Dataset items
★ ★ ★ ★
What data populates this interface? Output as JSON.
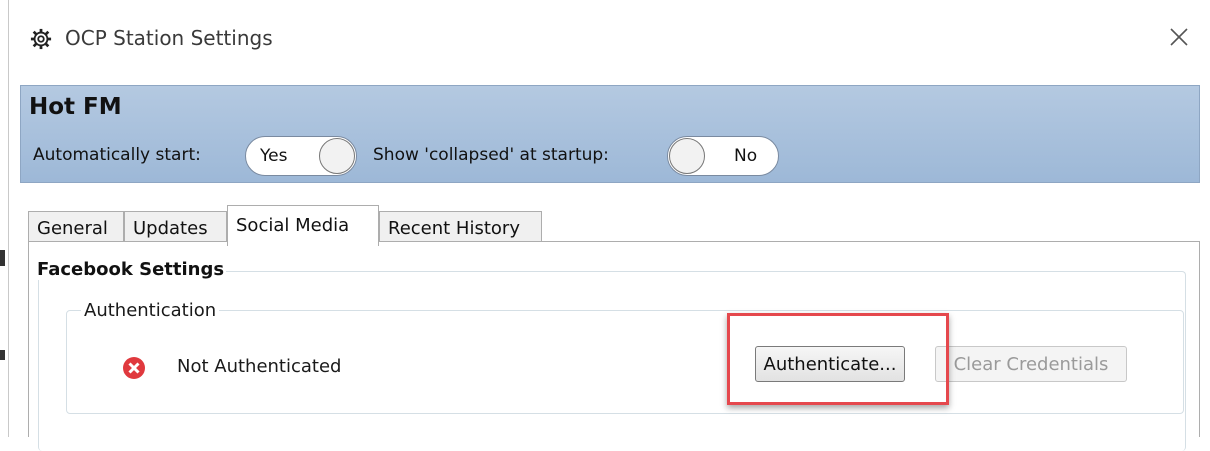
{
  "window": {
    "title": "OCP Station Settings",
    "title_icon": "gear-icon",
    "close_icon": "close-icon"
  },
  "header": {
    "station_name": "Hot FM",
    "auto_start_label": "Automatically start:",
    "auto_start_value": "Yes",
    "collapsed_label": "Show 'collapsed' at startup:",
    "collapsed_value": "No",
    "background_color": "#a8c0dc"
  },
  "tabs": [
    {
      "label": "General"
    },
    {
      "label": "Updates"
    },
    {
      "label": "Social Media",
      "active": true
    },
    {
      "label": "Recent History"
    }
  ],
  "facebook": {
    "group_title": "Facebook Settings",
    "auth_group_title": "Authentication",
    "status_icon": "error-icon",
    "status_text": "Not Authenticated",
    "authenticate_label": "Authenticate...",
    "clear_label": "Clear Credentials",
    "clear_enabled": false
  },
  "annotation": {
    "highlight_color": "#e5484d"
  }
}
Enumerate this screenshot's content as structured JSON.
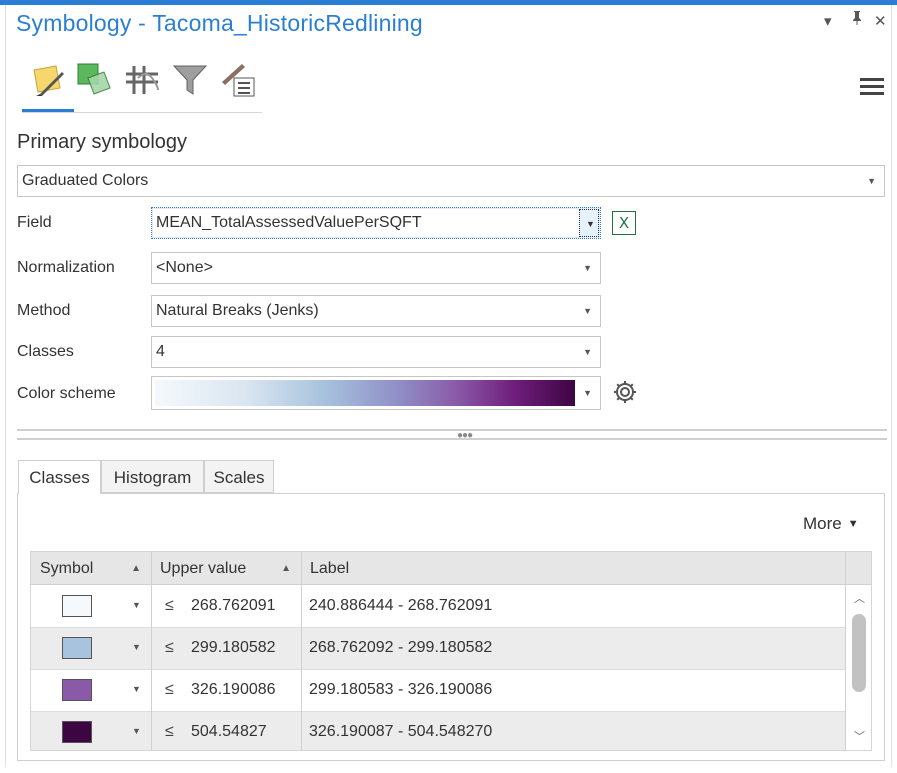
{
  "window": {
    "title": "Symbology - Tacoma_HistoricRedlining",
    "controls": {
      "dropdown": "▾",
      "pin": "⊥",
      "close": "✕"
    }
  },
  "ribbon": {
    "icons": [
      "primary-symbology-icon",
      "vary-symbology-icon",
      "symbol-layer-drawing-icon",
      "filter-icon",
      "label-classes-icon"
    ],
    "active_index": 0
  },
  "primary_symbology": {
    "heading": "Primary symbology",
    "renderer": "Graduated Colors",
    "field_label": "Field",
    "field_value": "MEAN_TotalAssessedValuePerSQFT",
    "normalization_label": "Normalization",
    "normalization_value": "<None>",
    "method_label": "Method",
    "method_value": "Natural Breaks (Jenks)",
    "classes_label": "Classes",
    "classes_value": "4",
    "color_scheme_label": "Color scheme",
    "color_scheme_colors": [
      "#f5f9fc",
      "#a8c3de",
      "#8a59a8",
      "#3d0542"
    ]
  },
  "tabs": [
    {
      "label": "Classes",
      "active": true
    },
    {
      "label": "Histogram",
      "active": false
    },
    {
      "label": "Scales",
      "active": false
    }
  ],
  "classes_panel": {
    "more_label": "More",
    "columns": {
      "symbol": "Symbol",
      "upper": "Upper value",
      "label": "Label"
    },
    "rows": [
      {
        "color": "#f5f9fc",
        "op": "≤",
        "upper": "268.762091",
        "label": "240.886444 - 268.762091"
      },
      {
        "color": "#a8c3de",
        "op": "≤",
        "upper": "299.180582",
        "label": "268.762092 - 299.180582"
      },
      {
        "color": "#8a59a8",
        "op": "≤",
        "upper": "326.190086",
        "label": "299.180583 - 326.190086"
      },
      {
        "color": "#3d0542",
        "op": "≤",
        "upper": "504.54827",
        "label": "326.190087 - 504.548270"
      }
    ]
  }
}
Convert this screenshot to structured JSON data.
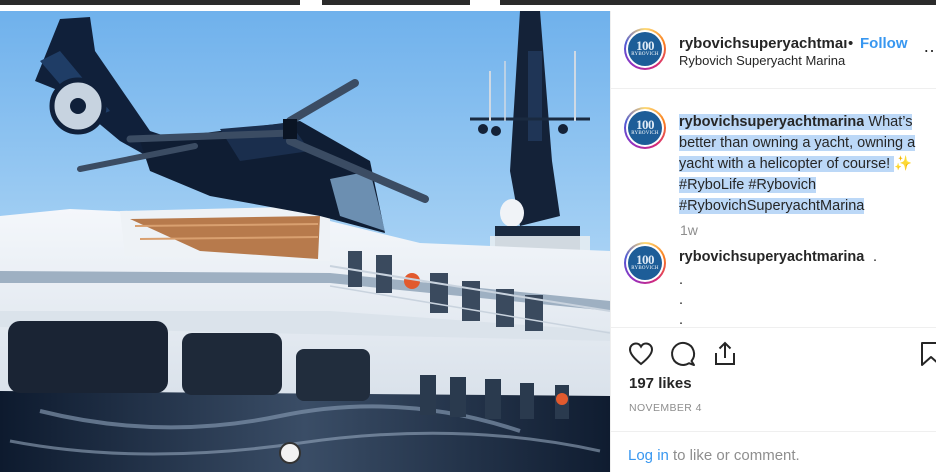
★ ★ ★ ★
▸ INSTRUCTION
Reproduce every line above as written, skipping pictures.

▸ WRITTEN RESPONSE
What data populates this interface? Output as JSON.
{
  "window": {
    "title": "OCP Station Settings",
    "title_icon": "gear-icon",
    "close_icon": "close-icon"
  },
  "header": {
    "station_name": "Hot FM",
    "auto_start_label": "Automatically start:",
    "auto_start_value": "Yes",
    "collapsed_label": "Show 'collapsed' at startup:",
    "collapsed_value": "No",
    "background_color": "#a8c0dc"
  },
  "tabs": [
    {
      "label": "General"
    },
    {
      "label": "Updates"
    },
    {
      "label": "Social Media",
      "active": true
    },
    {
      "label": "Recent History"
    }
  ],
  "facebook": {
    "group_title": "Facebook Settings",
    "auth_group_title": "Authentication",
    "status_icon": "error-icon",
    "status_text": "Not Authenticated",
    "authenticate_label": "Authenticate...",
    "clear_label": "Clear Credentials",
    "clear_enabled": false
  },
  "annotation": {
    "highlight_color": "#e5484d"
  }
}
Enumerate this screenshot's content as structured JSON.
{
  "window": {
    "title": "Symbology - Tacoma_HistoricRedlining",
    "controls": {
      "dropdown": "▾",
      "pin": "⊥",
      "close": "✕"
    }
  },
  "ribbon": {
    "icons": [
      "primary-symbology-icon",
      "vary-symbology-icon",
      "symbol-layer-drawing-icon",
      "filter-icon",
      "label-classes-icon"
    ],
    "active_index": 0
  },
  "primary_symbology": {
    "heading": "Primary symbology",
    "renderer": "Graduated Colors",
    "field_label": "Field",
    "field_value": "MEAN_TotalAssessedValuePerSQFT",
    "normalization_label": "Normalization",
    "normalization_value": "<None>",
    "method_label": "Method",
    "method_value": "Natural Breaks (Jenks)",
    "classes_label": "Classes",
    "classes_value": "4",
    "color_scheme_label": "Color scheme",
    "color_scheme_colors": [
      "#f5f9fc",
      "#a8c3de",
      "#8a59a8",
      "#3d0542"
    ]
  },
  "tabs": [
    {
      "label": "Classes",
      "active": true
    },
    {
      "label": "Histogram",
      "active": false
    },
    {
      "label": "Scales",
      "active": false
    }
  ],
  "classes_panel": {
    "more_label": "More",
    "columns": {
      "symbol": "Symbol",
      "upper": "Upper value",
      "label": "Label"
    },
    "rows": [
      {
        "color": "#f5f9fc",
        "op": "≤",
        "upper": "268.762091",
        "label": "240.886444 - 268.762091"
      },
      {
        "color": "#a8c3de",
        "op": "≤",
        "upper": "299.180582",
        "label": "268.762092 - 299.180582"
      },
      {
        "color": "#8a59a8",
        "op": "≤",
        "upper": "326.190086",
        "label": "299.180583 - 326.190086"
      },
      {
        "color": "#3d0542",
        "op": "≤",
        "upper": "504.54827",
        "label": "326.190087 - 504.548270"
      }
    ]
  }
}
Convert this screenshot to structured JSON data.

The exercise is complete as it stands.